### Exercise directions
Only the number is wanted: how many lines contain the word "from"?

### Extracted entries
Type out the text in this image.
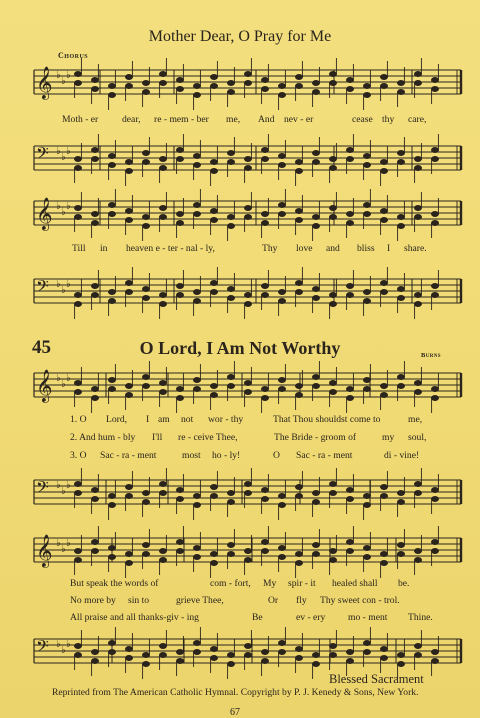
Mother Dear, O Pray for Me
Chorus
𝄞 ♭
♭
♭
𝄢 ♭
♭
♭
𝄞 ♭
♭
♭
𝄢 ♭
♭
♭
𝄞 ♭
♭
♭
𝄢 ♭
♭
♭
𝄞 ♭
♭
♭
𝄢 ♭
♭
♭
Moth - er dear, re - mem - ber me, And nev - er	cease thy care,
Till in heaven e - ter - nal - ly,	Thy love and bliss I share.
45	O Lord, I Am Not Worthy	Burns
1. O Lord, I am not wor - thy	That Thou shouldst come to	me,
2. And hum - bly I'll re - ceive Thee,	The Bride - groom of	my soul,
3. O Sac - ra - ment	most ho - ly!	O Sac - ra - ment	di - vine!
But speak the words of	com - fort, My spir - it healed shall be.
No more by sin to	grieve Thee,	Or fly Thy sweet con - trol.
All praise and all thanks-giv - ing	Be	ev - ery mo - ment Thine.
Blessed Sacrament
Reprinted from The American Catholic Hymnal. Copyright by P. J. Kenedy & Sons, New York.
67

* * *

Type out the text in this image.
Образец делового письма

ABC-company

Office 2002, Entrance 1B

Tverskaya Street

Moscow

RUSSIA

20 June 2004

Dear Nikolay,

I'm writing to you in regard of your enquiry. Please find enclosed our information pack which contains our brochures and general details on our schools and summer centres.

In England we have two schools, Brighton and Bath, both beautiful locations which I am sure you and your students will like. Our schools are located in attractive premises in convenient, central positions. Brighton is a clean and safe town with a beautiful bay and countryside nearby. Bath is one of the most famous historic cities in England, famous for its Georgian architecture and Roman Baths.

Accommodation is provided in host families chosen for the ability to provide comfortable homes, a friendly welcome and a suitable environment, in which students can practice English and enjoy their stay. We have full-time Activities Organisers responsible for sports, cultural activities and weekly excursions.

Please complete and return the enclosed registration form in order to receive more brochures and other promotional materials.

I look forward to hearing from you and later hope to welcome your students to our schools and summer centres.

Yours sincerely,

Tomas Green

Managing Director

### Solved problem
2